## Passage donné:
"""
Elle a aimé, en mourant, le sauveur Jésus; les bras lui ont manqué plutôt que l'ardeur d'embrasser la croix: j'ai vu sa main défaillante chercher encore, en tombant, de nouvelles forces pour appliquer sur ses lèvres ce bienheureux signe de notre rédemption; n'est-ce-pas mourir entre les bras et dans le baiser du Seigneur? Ah! nous pouvons achever ce saint sacrifice, pour le repos de Madame, avec une pieuse confiance. Ce Jésus en qui elle a espéré, dont elle a porté la croix en son corps par des douleurs si cruelles, lui donnera encore son sang dont elle est déjà toute teinte, toute pénétrée, par la participation à ses sacrements, et par la communion avec ses souffrances.
"""
## Consigne:
Recopiez le passage donné en entier, sans rien y changer, s'il vous plaît.

## Données affichées:
"""
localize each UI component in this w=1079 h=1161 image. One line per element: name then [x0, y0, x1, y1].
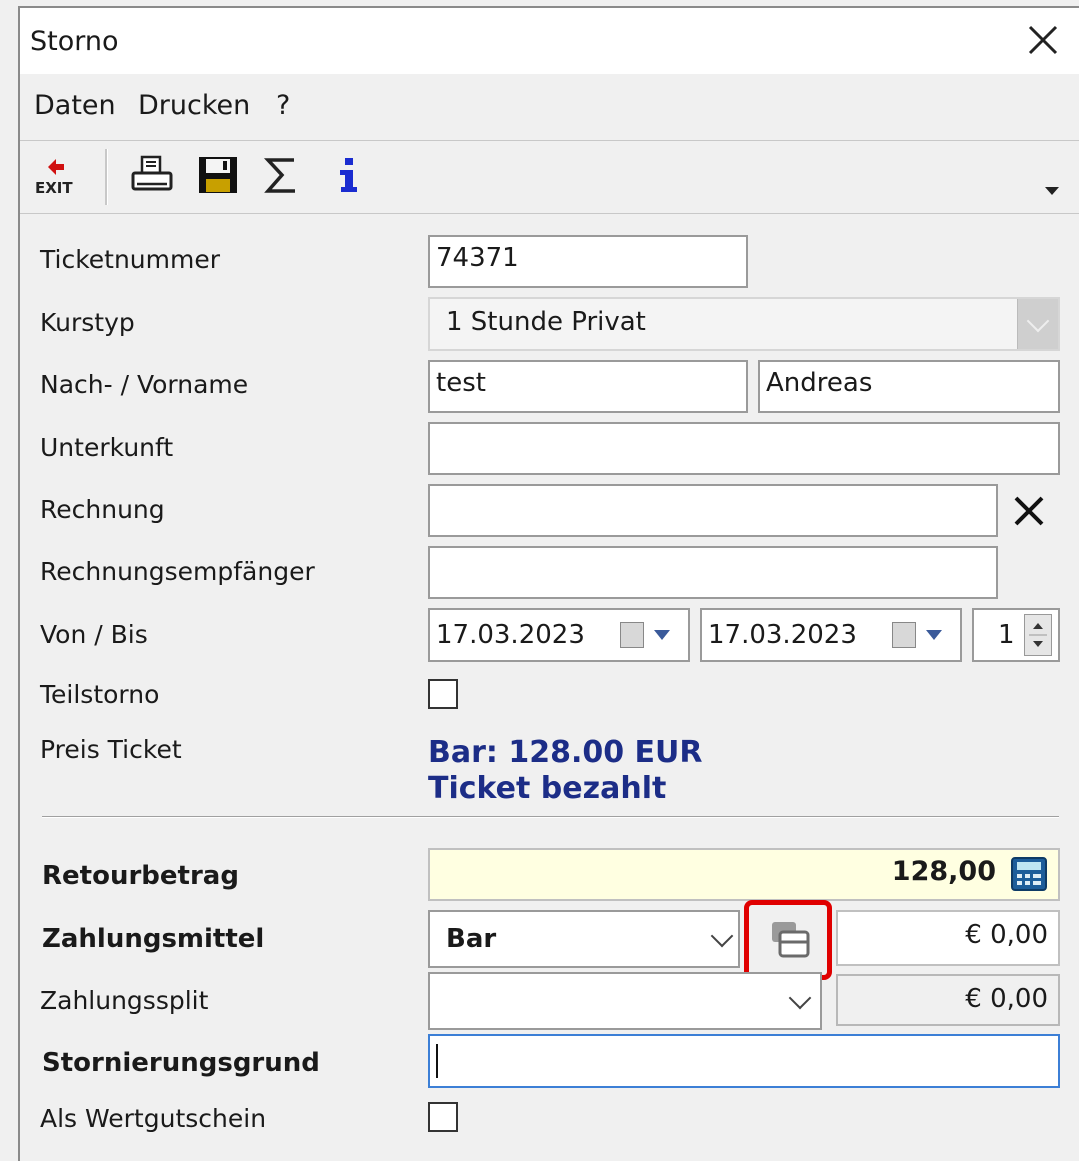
"""
## Réponse attendue:
Elle a aimé, en mourant, le sauveur Jésus; les bras lui ont manqué plutôt que l'ardeur d'embrasser la croix: j'ai vu sa main défaillante chercher encore, en tombant, de nouvelles forces pour appliquer sur ses lèvres ce bienheureux signe de notre rédemption; n'est-ce-pas mourir entre les bras et dans le baiser du Seigneur? Ah! nous pouvons achever ce saint sacrifice, pour le repos de Madame, avec une pieuse confiance. Ce Jésus en qui elle a espéré, dont elle a porté la croix en son corps par des douleurs si cruelles, lui donnera encore son sang dont elle est déjà toute teinte, toute pénétrée, par la participation à ses sacrements, et par la communion avec ses souffrances.